Given text:
------------
TryGhost / Ghost

Independent technology for modern publishing, memberships, subscriptions and newsletters.
https://ghost.org
MIT License
47.44k stars 10.35k forks source link

Search Posts API #306

Closed ErisDS closed 9 years ago

ErisDS commented 11 years ago

Our API for browse posts should accept a query option which will perform a full text search on the post model. This should use the title, content, and possibly meta_* fields of a post.

At the moment, posts are self contained, but in the near future we will be adding additional tables such as tags/categories which will also need to be searchable.

Search should return a paginated set of matching posts, using the existing settings for limit, offset etc.

ErisDS commented 11 years ago

Do you have any details as to what schema changes you need yet? If you do, perhaps push up some stuff to a fork so I can take a look? I am doing a bit of a schema audit is all.

ErisDS commented 11 years ago

@julesbravo Any further updates to this?

julesbravo commented 11 years ago

Hannah I've been slacking I'll try to wrap it up Tuesday

On Sep 8, 2013, at 9:04 AM, Hannah Wolfe notifications@github.com wrote:

@julesbravo Any further updates to this?

— Reply to this email directly or view it on GitHub.

ErisDS commented 11 years ago

No probs just been wondering whether to put this into the current schema migration or not. Think it might be worth waiting, purely because there are so many other changes ongoing.

julesbravo commented 11 years ago

Hannah,

I've got what I think should work done, but I'm having issues around Knex. I'm going to try to hop into IRC tomorrow to hopefully get some pointers. I've just been having the damnedest time with this.

On Mon, Sep 9, 2013 at 7:46 AM, Hannah Wolfe notifications@github.comwrote:

No probs just been wondering whether to put this into the current schema migration or not. Think it might be worth waiting.

— Reply to this email directly or view it on GitHubhttps://github.com/TryGhost/Ghost/issues/306#issuecomment-24081970 .

ErisDS commented 11 years ago

This work was started in https://github.com/TryGhost/Ghost/pull/489, but now needs to be picked up by a developer willing to give it some serious love - including considering how it might be written as a BookShelf or Knex plugin.

halfdan commented 11 years ago

@ErisDS Can you assign me to this one?

ErisDS commented 11 years ago

FYI: This is for 0.5, and there is a search branch to submit PRs to. I recommend looking at what was done so far https://github.com/julesbravo/Ghost/commit/d9944de9916b81c3c3c84419ecffbe2e3c65ecd1 (not merged).

The big questions I have are:

Swaagie commented 11 years ago

Caught a bit of the discussion on IRC, I think the search should be handled by something like https://github.com/olivernn/lunr.js, this would allow plugins to be written towards an API, basically solving part of the puzzle. Lunr.js provides a tf-idf algoritm that allows documents to be ranked as well. Not simply listing the posts that contain the word but also sorting on relevance.

As reference, the search for the nodejitsu handbook is done with lunr.js. It's just a matter of pushing text/titles in at startup and let lunr.js do its magix

ErisDS commented 11 years ago

A bit like Solr, but much smaller and not as bright http://lunrjs.com

:dancers:

Excellent thanks :+1: Think this is probably well worth having a bit of a play with?
------------
Given problem:
Please print the part of the issue thread above that lies between "The big questions" and "sorting on relevance.", inclusive.

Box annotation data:
------------
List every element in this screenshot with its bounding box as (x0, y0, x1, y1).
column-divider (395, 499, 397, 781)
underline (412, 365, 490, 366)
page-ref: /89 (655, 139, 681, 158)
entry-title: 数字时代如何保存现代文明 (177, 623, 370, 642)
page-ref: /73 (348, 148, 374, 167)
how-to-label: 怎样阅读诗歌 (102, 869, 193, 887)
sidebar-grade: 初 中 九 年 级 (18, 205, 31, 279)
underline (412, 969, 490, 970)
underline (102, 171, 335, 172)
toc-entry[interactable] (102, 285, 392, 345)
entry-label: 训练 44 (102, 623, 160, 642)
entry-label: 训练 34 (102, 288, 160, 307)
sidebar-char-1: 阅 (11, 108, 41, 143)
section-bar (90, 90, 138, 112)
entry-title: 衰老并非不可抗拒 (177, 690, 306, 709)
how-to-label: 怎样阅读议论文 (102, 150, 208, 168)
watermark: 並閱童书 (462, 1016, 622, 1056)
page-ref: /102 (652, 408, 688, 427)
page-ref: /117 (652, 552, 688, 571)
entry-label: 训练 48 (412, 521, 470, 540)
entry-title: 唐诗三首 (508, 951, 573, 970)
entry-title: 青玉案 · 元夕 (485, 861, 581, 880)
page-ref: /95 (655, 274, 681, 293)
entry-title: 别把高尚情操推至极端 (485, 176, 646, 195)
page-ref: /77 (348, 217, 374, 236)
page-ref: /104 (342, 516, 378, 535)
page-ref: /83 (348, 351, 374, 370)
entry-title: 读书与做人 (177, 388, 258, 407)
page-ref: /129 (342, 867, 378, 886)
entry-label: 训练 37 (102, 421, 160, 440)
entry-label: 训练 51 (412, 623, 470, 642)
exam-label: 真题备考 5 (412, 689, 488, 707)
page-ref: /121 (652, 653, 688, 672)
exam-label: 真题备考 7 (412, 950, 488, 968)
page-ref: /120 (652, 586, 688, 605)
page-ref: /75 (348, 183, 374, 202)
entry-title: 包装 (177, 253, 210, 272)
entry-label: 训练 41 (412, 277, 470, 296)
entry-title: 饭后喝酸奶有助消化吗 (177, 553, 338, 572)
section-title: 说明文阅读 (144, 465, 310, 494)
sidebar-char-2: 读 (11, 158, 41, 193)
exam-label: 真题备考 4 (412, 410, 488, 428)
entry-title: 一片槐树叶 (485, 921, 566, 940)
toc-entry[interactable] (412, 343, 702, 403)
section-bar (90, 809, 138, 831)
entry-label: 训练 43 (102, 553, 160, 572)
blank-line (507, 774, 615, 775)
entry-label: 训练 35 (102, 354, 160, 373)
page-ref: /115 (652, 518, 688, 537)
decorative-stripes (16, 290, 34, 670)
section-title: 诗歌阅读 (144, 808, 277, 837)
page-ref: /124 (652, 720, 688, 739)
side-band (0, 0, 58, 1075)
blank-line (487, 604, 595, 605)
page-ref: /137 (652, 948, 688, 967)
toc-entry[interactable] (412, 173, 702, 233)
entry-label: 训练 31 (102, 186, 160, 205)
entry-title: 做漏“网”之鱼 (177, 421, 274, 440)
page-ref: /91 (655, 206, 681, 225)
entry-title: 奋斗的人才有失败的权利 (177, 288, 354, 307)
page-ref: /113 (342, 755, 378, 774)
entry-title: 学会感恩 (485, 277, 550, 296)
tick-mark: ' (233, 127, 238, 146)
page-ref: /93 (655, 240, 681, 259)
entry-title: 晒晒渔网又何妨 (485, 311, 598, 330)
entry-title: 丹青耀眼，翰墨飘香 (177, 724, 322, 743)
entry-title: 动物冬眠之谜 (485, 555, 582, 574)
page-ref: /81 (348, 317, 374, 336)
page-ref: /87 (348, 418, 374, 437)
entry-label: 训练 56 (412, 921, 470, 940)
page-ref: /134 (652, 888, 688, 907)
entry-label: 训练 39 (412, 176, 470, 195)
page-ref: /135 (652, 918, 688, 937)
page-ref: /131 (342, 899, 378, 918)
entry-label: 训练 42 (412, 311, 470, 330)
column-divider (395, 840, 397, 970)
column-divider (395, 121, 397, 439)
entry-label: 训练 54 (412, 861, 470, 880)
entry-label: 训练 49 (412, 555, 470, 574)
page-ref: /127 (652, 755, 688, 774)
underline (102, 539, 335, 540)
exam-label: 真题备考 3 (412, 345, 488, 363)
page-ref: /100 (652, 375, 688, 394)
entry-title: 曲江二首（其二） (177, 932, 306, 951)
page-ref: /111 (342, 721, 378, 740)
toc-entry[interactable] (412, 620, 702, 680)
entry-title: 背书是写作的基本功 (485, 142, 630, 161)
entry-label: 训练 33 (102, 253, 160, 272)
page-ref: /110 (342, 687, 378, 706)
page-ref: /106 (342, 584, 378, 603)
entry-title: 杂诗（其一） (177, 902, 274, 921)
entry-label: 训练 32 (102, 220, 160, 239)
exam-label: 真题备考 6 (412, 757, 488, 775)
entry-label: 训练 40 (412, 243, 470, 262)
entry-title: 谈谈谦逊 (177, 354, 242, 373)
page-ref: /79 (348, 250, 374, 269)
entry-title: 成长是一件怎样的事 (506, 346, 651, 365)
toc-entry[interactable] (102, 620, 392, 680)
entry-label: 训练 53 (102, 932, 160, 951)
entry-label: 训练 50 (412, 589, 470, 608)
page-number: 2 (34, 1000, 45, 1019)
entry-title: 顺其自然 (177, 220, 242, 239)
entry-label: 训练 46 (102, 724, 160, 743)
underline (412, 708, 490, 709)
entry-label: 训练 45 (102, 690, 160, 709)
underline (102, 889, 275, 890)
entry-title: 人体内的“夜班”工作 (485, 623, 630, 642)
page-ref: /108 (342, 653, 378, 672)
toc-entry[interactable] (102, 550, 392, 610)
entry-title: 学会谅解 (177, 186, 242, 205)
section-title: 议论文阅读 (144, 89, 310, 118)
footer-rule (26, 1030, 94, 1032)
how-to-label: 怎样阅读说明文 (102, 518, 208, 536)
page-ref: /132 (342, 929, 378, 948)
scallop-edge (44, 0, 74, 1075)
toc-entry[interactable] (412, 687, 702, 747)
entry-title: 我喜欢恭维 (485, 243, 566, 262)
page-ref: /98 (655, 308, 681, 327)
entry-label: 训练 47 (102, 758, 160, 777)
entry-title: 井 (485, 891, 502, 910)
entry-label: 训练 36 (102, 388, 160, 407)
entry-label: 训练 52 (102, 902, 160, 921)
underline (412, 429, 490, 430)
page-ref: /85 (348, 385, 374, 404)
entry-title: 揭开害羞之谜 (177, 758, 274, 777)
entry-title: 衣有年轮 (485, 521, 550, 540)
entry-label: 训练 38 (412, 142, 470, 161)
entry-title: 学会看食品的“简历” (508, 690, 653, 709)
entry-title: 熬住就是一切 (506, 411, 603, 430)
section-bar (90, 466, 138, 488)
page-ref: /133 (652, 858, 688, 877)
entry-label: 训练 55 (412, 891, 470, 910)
------------
Exercise response:
The big questions I have are:

Swaagie commented 11 years ago

Caught a bit of the discussion on IRC, I think the search should be handled by something like https://github.com/olivernn/lunr.js, this would allow plugins to be written towards an API, basically solving part of the puzzle. Lunr.js provides a tf-idf algoritm that allows documents to be ranked as well. Not simply listing the posts that contain the word but also sorting on relevance.